- ASSIGNED TASK -
Look through the lines below, find those with the word "sich", and copy them.

===

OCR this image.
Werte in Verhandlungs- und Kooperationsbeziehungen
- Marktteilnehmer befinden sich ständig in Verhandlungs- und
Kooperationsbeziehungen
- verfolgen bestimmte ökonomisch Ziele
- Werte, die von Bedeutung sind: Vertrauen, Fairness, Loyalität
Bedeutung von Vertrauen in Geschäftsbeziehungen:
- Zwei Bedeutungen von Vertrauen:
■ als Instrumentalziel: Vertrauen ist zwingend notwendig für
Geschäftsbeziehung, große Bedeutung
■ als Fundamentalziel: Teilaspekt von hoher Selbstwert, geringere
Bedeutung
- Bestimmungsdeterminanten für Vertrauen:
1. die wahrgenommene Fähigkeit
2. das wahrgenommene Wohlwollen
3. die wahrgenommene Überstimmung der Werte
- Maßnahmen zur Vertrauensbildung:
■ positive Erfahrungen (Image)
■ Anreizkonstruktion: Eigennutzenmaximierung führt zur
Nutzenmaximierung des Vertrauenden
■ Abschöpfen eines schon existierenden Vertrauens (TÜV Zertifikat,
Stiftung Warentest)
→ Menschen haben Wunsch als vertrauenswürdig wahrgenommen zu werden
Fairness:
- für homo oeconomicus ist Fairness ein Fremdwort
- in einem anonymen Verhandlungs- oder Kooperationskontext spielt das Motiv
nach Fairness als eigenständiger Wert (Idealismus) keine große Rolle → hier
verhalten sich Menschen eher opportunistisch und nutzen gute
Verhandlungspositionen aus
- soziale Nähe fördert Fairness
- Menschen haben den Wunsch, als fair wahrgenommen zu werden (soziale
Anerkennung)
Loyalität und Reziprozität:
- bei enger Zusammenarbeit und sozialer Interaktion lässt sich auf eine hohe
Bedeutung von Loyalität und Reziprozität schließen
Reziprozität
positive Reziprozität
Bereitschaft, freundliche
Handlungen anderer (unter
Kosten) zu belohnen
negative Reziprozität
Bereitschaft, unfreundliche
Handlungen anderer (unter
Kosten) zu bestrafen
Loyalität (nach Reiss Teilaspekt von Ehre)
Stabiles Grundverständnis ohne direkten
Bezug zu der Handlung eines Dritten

===

- RESULT OF THIS TASK -
- Marktteilnehmer befinden sich ständig in Verhandlungs- und
verhalten sich Menschen eher opportunistisch und nutzen gute
- bei enger Zusammenarbeit und sozialer Interaktion lässt sich auf eine hohe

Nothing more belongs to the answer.